WHAT TO WORK ON |
Print every entry, word for word, and skip the images.

DATA IN THIS EXERCISE |
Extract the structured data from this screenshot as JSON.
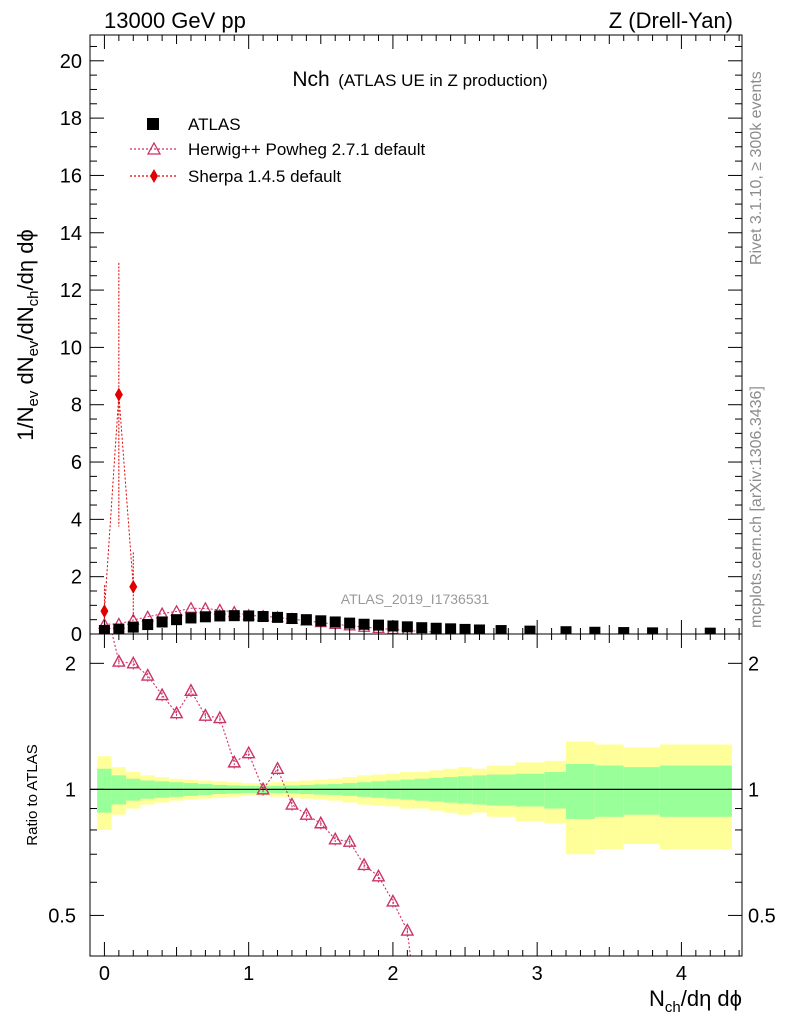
{
  "chart_data": {
    "type": "scatter",
    "header": {
      "energy": "13000 GeV pp",
      "process": "Z (Drell-Yan)"
    },
    "title": {
      "main": "Nch",
      "sub": "(ATLAS UE in Z production)"
    },
    "xlabel": {
      "base": "N",
      "sub": "ch",
      "rest": "/dη dϕ"
    },
    "ylabel": {
      "p1": "1/N",
      "s1": "ev",
      "p2": " dN",
      "s2": "ev",
      "p3": "/dN",
      "s3": "ch",
      "p4": "/dη dϕ"
    },
    "ratio_ylabel": "Ratio to ATLAS",
    "watermark": "ATLAS_2019_I1736531",
    "side_text_top": "Rivet 3.1.10, ≥ 300k events",
    "side_text_bottom": "mcplots.cern.ch [arXiv:1306.3436]",
    "xlim": [
      -0.1,
      4.42
    ],
    "ylim_main": [
      0,
      20.9
    ],
    "ylim_ratio_log": [
      0.4,
      2.35
    ],
    "x_ticks": [
      0,
      1,
      2,
      3,
      4
    ],
    "x_tick_labels": [
      "0",
      "1",
      "2",
      "3",
      "4"
    ],
    "y_ticks_main": [
      0,
      2,
      4,
      6,
      8,
      10,
      12,
      14,
      16,
      18,
      20
    ],
    "y_tick_labels_main": [
      "0",
      "2",
      "4",
      "6",
      "8",
      "10",
      "12",
      "14",
      "16",
      "18",
      "20"
    ],
    "y_ticks_ratio": [
      0.5,
      1,
      2
    ],
    "y_tick_labels_ratio": [
      "0.5",
      "1",
      "2"
    ],
    "legend": [
      {
        "name": "ATLAS",
        "color": "#000000"
      },
      {
        "name": "Herwig++ Powheg 2.7.1 default",
        "color": "#cc3366"
      },
      {
        "name": "Sherpa 1.4.5 default",
        "color": "#e00000"
      }
    ],
    "series": [
      {
        "name": "ATLAS",
        "x": [
          0.0,
          0.1,
          0.2,
          0.3,
          0.4,
          0.5,
          0.6,
          0.7,
          0.8,
          0.9,
          1.0,
          1.1,
          1.2,
          1.3,
          1.4,
          1.5,
          1.6,
          1.7,
          1.8,
          1.9,
          2.0,
          2.1,
          2.2,
          2.3,
          2.4,
          2.5,
          2.6,
          2.75,
          2.95,
          3.2,
          3.4,
          3.6,
          3.8,
          4.2
        ],
        "y": [
          0.12,
          0.17,
          0.24,
          0.33,
          0.42,
          0.5,
          0.56,
          0.6,
          0.63,
          0.64,
          0.63,
          0.61,
          0.58,
          0.54,
          0.5,
          0.46,
          0.42,
          0.38,
          0.34,
          0.31,
          0.28,
          0.25,
          0.22,
          0.2,
          0.18,
          0.16,
          0.14,
          0.12,
          0.1,
          0.08,
          0.06,
          0.05,
          0.04,
          0.03
        ]
      },
      {
        "name": "Herwig++ Powheg 2.7.1 default",
        "x": [
          0.0,
          0.1,
          0.2,
          0.3,
          0.4,
          0.5,
          0.6,
          0.7,
          0.8,
          0.9,
          1.0,
          1.1,
          1.2,
          1.3,
          1.4,
          1.5,
          1.6,
          1.7,
          1.8,
          1.9,
          2.0,
          2.1,
          2.2,
          2.3
        ],
        "y": [
          0.34,
          0.35,
          0.49,
          0.6,
          0.71,
          0.79,
          0.9,
          0.89,
          0.84,
          0.76,
          0.65,
          0.62,
          0.58,
          0.52,
          0.46,
          0.4,
          0.34,
          0.29,
          0.24,
          0.2,
          0.16,
          0.12,
          0.09,
          0.07
        ]
      },
      {
        "name": "Sherpa 1.4.5 default",
        "x": [
          0.0,
          0.1,
          0.2
        ],
        "y": [
          0.8,
          8.35,
          1.65
        ],
        "yerr_hi": [
          0.9,
          4.6,
          1.2
        ],
        "yerr_lo": [
          0.6,
          4.6,
          1.1
        ]
      }
    ],
    "ratio": {
      "herwig_x": [
        0.0,
        0.1,
        0.2,
        0.3,
        0.4,
        0.5,
        0.6,
        0.7,
        0.8,
        0.9,
        1.0,
        1.1,
        1.2,
        1.3,
        1.4,
        1.5,
        1.6,
        1.7,
        1.8,
        1.9,
        2.0,
        2.1
      ],
      "herwig_y": [
        2.8,
        2.02,
        2.0,
        1.87,
        1.68,
        1.52,
        1.72,
        1.5,
        1.48,
        1.16,
        1.22,
        1.0,
        1.12,
        0.92,
        0.87,
        0.83,
        0.76,
        0.75,
        0.66,
        0.62,
        0.54,
        0.46
      ],
      "band_x_edges": [
        -0.05,
        0.05,
        0.15,
        0.25,
        0.35,
        0.45,
        0.55,
        0.65,
        0.75,
        0.85,
        0.95,
        1.05,
        1.15,
        1.25,
        1.35,
        1.45,
        1.55,
        1.65,
        1.75,
        1.85,
        1.95,
        2.05,
        2.15,
        2.25,
        2.35,
        2.45,
        2.55,
        2.65,
        2.85,
        3.05,
        3.2,
        3.4,
        3.6,
        3.85,
        4.35
      ],
      "band_inner_half": [
        0.12,
        0.08,
        0.06,
        0.05,
        0.045,
        0.04,
        0.035,
        0.03,
        0.025,
        0.022,
        0.02,
        0.02,
        0.02,
        0.022,
        0.025,
        0.028,
        0.03,
        0.035,
        0.04,
        0.045,
        0.05,
        0.055,
        0.06,
        0.065,
        0.07,
        0.075,
        0.08,
        0.085,
        0.09,
        0.1,
        0.15,
        0.14,
        0.13,
        0.14
      ],
      "band_outer_half": [
        0.2,
        0.13,
        0.1,
        0.08,
        0.07,
        0.06,
        0.055,
        0.05,
        0.045,
        0.04,
        0.035,
        0.035,
        0.04,
        0.045,
        0.05,
        0.055,
        0.06,
        0.07,
        0.08,
        0.085,
        0.09,
        0.1,
        0.1,
        0.11,
        0.12,
        0.13,
        0.12,
        0.14,
        0.16,
        0.17,
        0.3,
        0.28,
        0.26,
        0.28
      ]
    }
  }
}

PROBLEM SOLUTION |
Extract the structured data from this screenshot as JSON.
{
  "chart_data": {
    "type": "scatter",
    "header": {
      "energy": "13000 GeV pp",
      "process": "Z (Drell-Yan)"
    },
    "title": {
      "main": "Nch",
      "sub": "(ATLAS UE in Z production)"
    },
    "xlabel": {
      "base": "N",
      "sub": "ch",
      "rest": "/dη dϕ"
    },
    "ylabel": {
      "p1": "1/N",
      "s1": "ev",
      "p2": " dN",
      "s2": "ev",
      "p3": "/dN",
      "s3": "ch",
      "p4": "/dη dϕ"
    },
    "ratio_ylabel": "Ratio to ATLAS",
    "watermark": "ATLAS_2019_I1736531",
    "side_text_top": "Rivet 3.1.10, ≥ 300k events",
    "side_text_bottom": "mcplots.cern.ch [arXiv:1306.3436]",
    "xlim": [
      -0.1,
      4.42
    ],
    "ylim_main": [
      0,
      20.9
    ],
    "ylim_ratio_log": [
      0.4,
      2.35
    ],
    "x_ticks": [
      0,
      1,
      2,
      3,
      4
    ],
    "x_tick_labels": [
      "0",
      "1",
      "2",
      "3",
      "4"
    ],
    "y_ticks_main": [
      0,
      2,
      4,
      6,
      8,
      10,
      12,
      14,
      16,
      18,
      20
    ],
    "y_tick_labels_main": [
      "0",
      "2",
      "4",
      "6",
      "8",
      "10",
      "12",
      "14",
      "16",
      "18",
      "20"
    ],
    "y_ticks_ratio": [
      0.5,
      1,
      2
    ],
    "y_tick_labels_ratio": [
      "0.5",
      "1",
      "2"
    ],
    "legend": [
      {
        "name": "ATLAS",
        "color": "#000000"
      },
      {
        "name": "Herwig++ Powheg 2.7.1 default",
        "color": "#cc3366"
      },
      {
        "name": "Sherpa 1.4.5 default",
        "color": "#e00000"
      }
    ],
    "series": [
      {
        "name": "ATLAS",
        "x": [
          0.0,
          0.1,
          0.2,
          0.3,
          0.4,
          0.5,
          0.6,
          0.7,
          0.8,
          0.9,
          1.0,
          1.1,
          1.2,
          1.3,
          1.4,
          1.5,
          1.6,
          1.7,
          1.8,
          1.9,
          2.0,
          2.1,
          2.2,
          2.3,
          2.4,
          2.5,
          2.6,
          2.75,
          2.95,
          3.2,
          3.4,
          3.6,
          3.8,
          4.2
        ],
        "y": [
          0.12,
          0.17,
          0.24,
          0.33,
          0.42,
          0.5,
          0.56,
          0.6,
          0.63,
          0.64,
          0.63,
          0.61,
          0.58,
          0.54,
          0.5,
          0.46,
          0.42,
          0.38,
          0.34,
          0.31,
          0.28,
          0.25,
          0.22,
          0.2,
          0.18,
          0.16,
          0.14,
          0.12,
          0.1,
          0.08,
          0.06,
          0.05,
          0.04,
          0.03
        ]
      },
      {
        "name": "Herwig++ Powheg 2.7.1 default",
        "x": [
          0.0,
          0.1,
          0.2,
          0.3,
          0.4,
          0.5,
          0.6,
          0.7,
          0.8,
          0.9,
          1.0,
          1.1,
          1.2,
          1.3,
          1.4,
          1.5,
          1.6,
          1.7,
          1.8,
          1.9,
          2.0,
          2.1,
          2.2,
          2.3
        ],
        "y": [
          0.34,
          0.35,
          0.49,
          0.6,
          0.71,
          0.79,
          0.9,
          0.89,
          0.84,
          0.76,
          0.65,
          0.62,
          0.58,
          0.52,
          0.46,
          0.4,
          0.34,
          0.29,
          0.24,
          0.2,
          0.16,
          0.12,
          0.09,
          0.07
        ]
      },
      {
        "name": "Sherpa 1.4.5 default",
        "x": [
          0.0,
          0.1,
          0.2
        ],
        "y": [
          0.8,
          8.35,
          1.65
        ],
        "yerr_hi": [
          0.9,
          4.6,
          1.2
        ],
        "yerr_lo": [
          0.6,
          4.6,
          1.1
        ]
      }
    ],
    "ratio": {
      "herwig_x": [
        0.0,
        0.1,
        0.2,
        0.3,
        0.4,
        0.5,
        0.6,
        0.7,
        0.8,
        0.9,
        1.0,
        1.1,
        1.2,
        1.3,
        1.4,
        1.5,
        1.6,
        1.7,
        1.8,
        1.9,
        2.0,
        2.1
      ],
      "herwig_y": [
        2.8,
        2.02,
        2.0,
        1.87,
        1.68,
        1.52,
        1.72,
        1.5,
        1.48,
        1.16,
        1.22,
        1.0,
        1.12,
        0.92,
        0.87,
        0.83,
        0.76,
        0.75,
        0.66,
        0.62,
        0.54,
        0.46
      ],
      "band_x_edges": [
        -0.05,
        0.05,
        0.15,
        0.25,
        0.35,
        0.45,
        0.55,
        0.65,
        0.75,
        0.85,
        0.95,
        1.05,
        1.15,
        1.25,
        1.35,
        1.45,
        1.55,
        1.65,
        1.75,
        1.85,
        1.95,
        2.05,
        2.15,
        2.25,
        2.35,
        2.45,
        2.55,
        2.65,
        2.85,
        3.05,
        3.2,
        3.4,
        3.6,
        3.85,
        4.35
      ],
      "band_inner_half": [
        0.12,
        0.08,
        0.06,
        0.05,
        0.045,
        0.04,
        0.035,
        0.03,
        0.025,
        0.022,
        0.02,
        0.02,
        0.02,
        0.022,
        0.025,
        0.028,
        0.03,
        0.035,
        0.04,
        0.045,
        0.05,
        0.055,
        0.06,
        0.065,
        0.07,
        0.075,
        0.08,
        0.085,
        0.09,
        0.1,
        0.15,
        0.14,
        0.13,
        0.14
      ],
      "band_outer_half": [
        0.2,
        0.13,
        0.1,
        0.08,
        0.07,
        0.06,
        0.055,
        0.05,
        0.045,
        0.04,
        0.035,
        0.035,
        0.04,
        0.045,
        0.05,
        0.055,
        0.06,
        0.07,
        0.08,
        0.085,
        0.09,
        0.1,
        0.1,
        0.11,
        0.12,
        0.13,
        0.12,
        0.14,
        0.16,
        0.17,
        0.3,
        0.28,
        0.26,
        0.28
      ]
    }
  }
}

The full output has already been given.